- **DATA FOR PROCESSING**:
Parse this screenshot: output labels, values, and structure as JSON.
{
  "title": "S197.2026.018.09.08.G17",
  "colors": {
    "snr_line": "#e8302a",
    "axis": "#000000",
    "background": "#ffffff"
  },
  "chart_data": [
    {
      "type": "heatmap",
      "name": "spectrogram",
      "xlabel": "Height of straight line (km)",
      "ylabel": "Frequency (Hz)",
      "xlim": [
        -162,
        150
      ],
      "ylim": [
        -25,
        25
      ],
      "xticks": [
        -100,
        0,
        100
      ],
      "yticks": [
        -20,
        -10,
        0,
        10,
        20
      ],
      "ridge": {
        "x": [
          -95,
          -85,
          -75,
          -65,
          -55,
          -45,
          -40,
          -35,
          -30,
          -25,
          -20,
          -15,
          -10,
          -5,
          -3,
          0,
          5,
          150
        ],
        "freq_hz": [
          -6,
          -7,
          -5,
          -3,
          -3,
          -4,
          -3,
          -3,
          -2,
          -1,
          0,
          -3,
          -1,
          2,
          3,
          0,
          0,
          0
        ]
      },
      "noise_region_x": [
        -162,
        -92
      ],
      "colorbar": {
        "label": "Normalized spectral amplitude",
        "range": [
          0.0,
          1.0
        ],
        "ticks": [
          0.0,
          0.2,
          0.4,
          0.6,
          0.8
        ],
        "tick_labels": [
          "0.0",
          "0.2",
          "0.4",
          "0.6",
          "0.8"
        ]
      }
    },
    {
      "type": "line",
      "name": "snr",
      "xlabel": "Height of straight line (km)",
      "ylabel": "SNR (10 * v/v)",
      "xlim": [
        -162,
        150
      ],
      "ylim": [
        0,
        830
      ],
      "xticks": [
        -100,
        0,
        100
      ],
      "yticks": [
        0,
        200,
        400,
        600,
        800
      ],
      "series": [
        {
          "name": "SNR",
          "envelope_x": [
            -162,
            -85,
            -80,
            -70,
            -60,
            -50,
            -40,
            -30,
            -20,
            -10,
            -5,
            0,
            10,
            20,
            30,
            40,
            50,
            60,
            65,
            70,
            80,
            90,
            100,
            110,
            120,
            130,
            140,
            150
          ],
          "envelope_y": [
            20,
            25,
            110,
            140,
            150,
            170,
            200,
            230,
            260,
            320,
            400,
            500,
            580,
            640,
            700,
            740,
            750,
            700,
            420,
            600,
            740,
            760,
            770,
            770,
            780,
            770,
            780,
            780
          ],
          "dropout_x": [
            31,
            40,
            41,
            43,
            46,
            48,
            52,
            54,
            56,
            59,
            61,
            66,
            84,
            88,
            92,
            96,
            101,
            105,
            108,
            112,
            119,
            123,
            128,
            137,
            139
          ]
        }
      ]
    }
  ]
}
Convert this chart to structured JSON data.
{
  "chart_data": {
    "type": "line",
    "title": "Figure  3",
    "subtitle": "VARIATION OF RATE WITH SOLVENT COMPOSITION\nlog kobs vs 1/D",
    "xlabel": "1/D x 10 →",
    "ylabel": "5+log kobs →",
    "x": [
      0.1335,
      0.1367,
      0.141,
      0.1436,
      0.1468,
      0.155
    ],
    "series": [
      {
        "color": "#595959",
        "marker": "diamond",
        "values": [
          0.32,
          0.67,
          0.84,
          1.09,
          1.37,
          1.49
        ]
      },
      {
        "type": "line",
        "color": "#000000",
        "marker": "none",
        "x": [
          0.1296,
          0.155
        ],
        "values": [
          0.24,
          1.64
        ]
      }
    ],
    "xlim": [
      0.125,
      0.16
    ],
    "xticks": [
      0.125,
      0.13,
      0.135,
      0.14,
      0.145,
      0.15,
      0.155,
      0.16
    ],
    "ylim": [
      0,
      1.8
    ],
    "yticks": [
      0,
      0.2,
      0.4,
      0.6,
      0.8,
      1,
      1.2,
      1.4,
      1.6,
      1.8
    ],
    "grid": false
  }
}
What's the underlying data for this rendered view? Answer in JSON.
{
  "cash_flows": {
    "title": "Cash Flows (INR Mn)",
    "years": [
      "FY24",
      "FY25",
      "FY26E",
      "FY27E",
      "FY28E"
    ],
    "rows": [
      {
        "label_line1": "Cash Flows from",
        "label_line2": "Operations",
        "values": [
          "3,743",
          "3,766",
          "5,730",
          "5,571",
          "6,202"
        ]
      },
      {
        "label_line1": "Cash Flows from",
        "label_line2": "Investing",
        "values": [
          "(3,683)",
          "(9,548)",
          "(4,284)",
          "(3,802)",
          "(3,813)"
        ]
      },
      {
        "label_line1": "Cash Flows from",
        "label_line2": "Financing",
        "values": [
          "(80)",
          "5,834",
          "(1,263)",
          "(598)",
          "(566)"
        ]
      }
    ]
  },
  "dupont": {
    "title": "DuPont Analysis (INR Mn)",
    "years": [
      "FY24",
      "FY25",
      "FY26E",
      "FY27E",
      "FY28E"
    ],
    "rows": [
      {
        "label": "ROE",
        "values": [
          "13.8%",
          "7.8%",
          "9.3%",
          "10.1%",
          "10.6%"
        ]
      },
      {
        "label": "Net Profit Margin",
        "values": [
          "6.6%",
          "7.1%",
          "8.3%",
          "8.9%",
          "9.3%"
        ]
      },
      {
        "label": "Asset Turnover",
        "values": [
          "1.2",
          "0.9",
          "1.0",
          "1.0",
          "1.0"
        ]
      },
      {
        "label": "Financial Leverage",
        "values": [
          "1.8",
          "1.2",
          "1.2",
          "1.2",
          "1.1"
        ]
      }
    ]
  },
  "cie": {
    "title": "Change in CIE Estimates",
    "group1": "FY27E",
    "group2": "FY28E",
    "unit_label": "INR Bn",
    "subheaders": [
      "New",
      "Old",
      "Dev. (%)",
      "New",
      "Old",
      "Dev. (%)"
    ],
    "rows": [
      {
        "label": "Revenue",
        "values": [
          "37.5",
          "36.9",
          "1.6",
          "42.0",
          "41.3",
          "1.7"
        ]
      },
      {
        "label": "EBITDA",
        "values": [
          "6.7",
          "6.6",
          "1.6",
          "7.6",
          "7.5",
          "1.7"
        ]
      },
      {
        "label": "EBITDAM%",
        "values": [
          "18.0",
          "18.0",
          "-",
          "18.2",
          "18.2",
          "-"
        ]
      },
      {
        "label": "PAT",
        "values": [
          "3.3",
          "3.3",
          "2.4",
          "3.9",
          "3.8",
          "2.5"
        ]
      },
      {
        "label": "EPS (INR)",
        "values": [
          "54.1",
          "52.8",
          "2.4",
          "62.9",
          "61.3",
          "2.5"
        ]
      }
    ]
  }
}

- **WHAT IS NEEDED**: Find the word "kobs" in the records and pull out each line that has it.

- **EXPECTED OUTPUT**:
    "subtitle": "VARIATION OF RATE WITH SOLVENT COMPOSITION\nlog kobs vs 1/D",
    "ylabel": "5+log kobs →",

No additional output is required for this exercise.